#### Extracted information:
───
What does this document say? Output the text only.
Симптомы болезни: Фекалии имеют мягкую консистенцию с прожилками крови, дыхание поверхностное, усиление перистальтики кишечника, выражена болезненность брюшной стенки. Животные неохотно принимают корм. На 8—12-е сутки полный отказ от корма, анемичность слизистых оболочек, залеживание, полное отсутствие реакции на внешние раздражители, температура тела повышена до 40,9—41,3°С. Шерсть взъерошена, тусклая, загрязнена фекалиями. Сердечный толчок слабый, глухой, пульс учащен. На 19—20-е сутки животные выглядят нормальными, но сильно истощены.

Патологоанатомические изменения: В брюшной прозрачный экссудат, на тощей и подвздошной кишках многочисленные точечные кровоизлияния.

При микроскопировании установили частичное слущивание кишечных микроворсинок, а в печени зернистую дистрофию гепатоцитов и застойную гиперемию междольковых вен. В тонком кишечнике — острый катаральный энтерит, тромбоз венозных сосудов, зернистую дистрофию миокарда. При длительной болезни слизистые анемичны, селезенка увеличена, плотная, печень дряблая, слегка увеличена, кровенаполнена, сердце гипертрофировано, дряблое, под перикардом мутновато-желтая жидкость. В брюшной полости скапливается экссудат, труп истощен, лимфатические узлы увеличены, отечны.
───
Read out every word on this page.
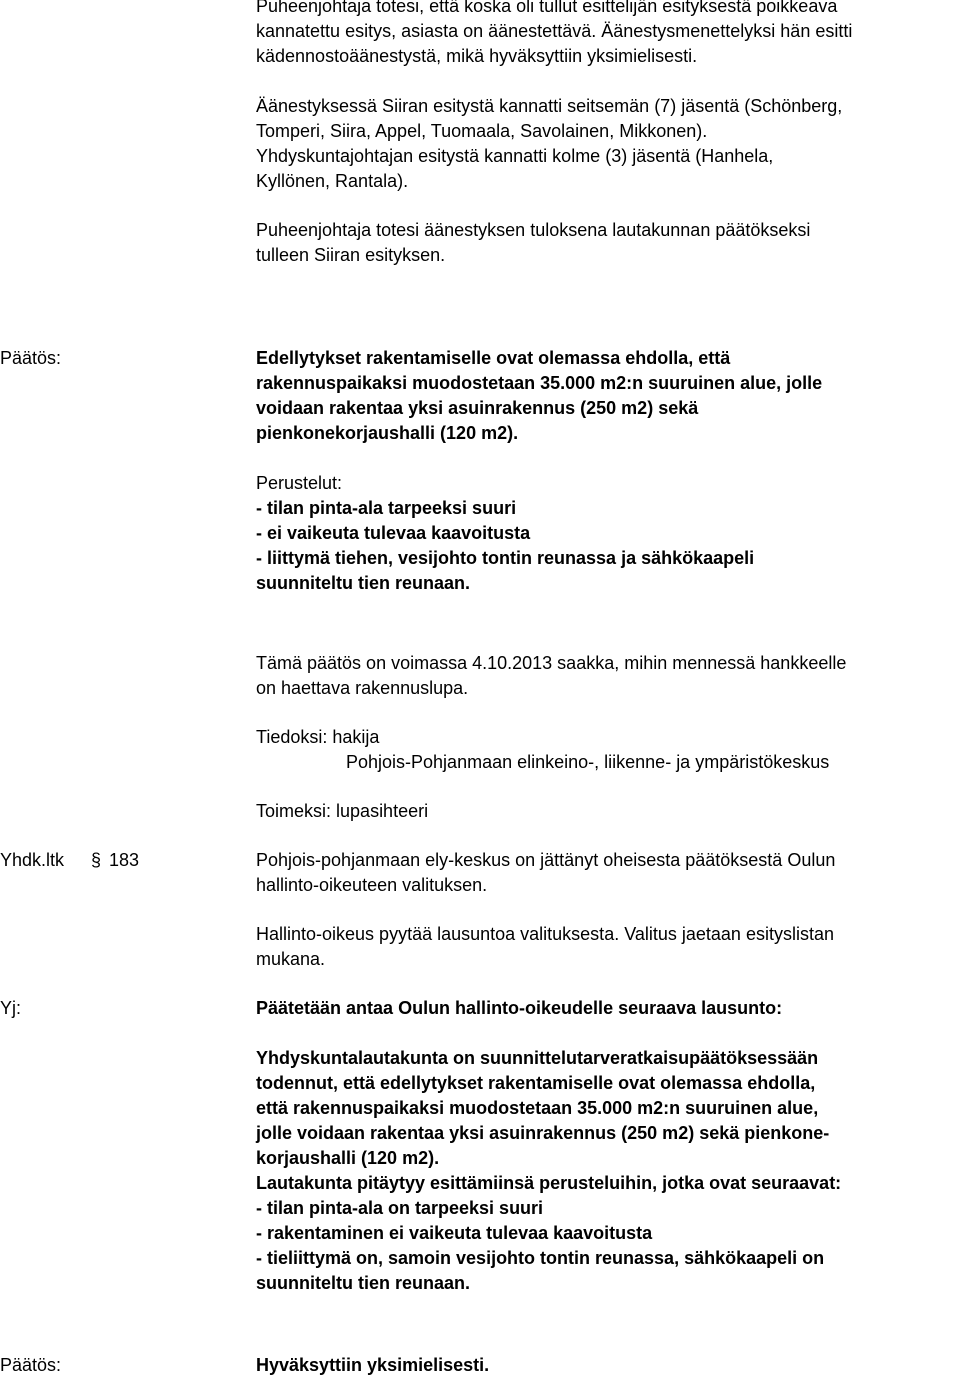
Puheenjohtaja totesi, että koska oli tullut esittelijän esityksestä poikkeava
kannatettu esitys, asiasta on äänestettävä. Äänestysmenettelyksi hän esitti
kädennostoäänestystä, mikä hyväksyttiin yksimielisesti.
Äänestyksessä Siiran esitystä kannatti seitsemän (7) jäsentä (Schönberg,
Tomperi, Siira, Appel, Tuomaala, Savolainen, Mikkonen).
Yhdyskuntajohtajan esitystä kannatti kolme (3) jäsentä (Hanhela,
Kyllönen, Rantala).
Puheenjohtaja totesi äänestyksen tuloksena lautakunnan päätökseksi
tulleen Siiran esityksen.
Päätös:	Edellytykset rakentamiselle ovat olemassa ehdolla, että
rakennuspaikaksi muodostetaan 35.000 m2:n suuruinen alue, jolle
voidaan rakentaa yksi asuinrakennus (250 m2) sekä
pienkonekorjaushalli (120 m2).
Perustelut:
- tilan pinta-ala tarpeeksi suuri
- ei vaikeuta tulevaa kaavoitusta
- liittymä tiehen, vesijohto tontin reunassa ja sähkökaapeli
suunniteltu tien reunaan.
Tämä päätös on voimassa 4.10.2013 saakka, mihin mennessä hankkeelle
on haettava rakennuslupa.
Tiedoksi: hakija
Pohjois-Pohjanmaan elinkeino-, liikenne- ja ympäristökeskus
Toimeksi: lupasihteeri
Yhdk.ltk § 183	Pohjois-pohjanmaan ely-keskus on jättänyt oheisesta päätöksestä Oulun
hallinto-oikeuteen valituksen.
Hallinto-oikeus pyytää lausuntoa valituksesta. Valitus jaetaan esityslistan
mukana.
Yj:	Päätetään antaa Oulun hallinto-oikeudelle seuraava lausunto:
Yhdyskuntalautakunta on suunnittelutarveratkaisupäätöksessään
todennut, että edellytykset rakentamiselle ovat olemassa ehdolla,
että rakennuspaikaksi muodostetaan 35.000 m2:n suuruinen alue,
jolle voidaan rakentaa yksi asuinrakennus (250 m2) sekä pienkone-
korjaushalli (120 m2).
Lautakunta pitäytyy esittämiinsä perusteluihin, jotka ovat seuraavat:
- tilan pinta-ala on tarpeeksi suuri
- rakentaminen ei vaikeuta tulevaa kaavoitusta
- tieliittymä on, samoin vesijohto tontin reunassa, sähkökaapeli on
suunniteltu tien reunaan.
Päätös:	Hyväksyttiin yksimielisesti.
───
#### Problem to work on:
Every line that holds the word "reunassa" counts once; state the total number of such lines and nothing else.

#### The reply:
2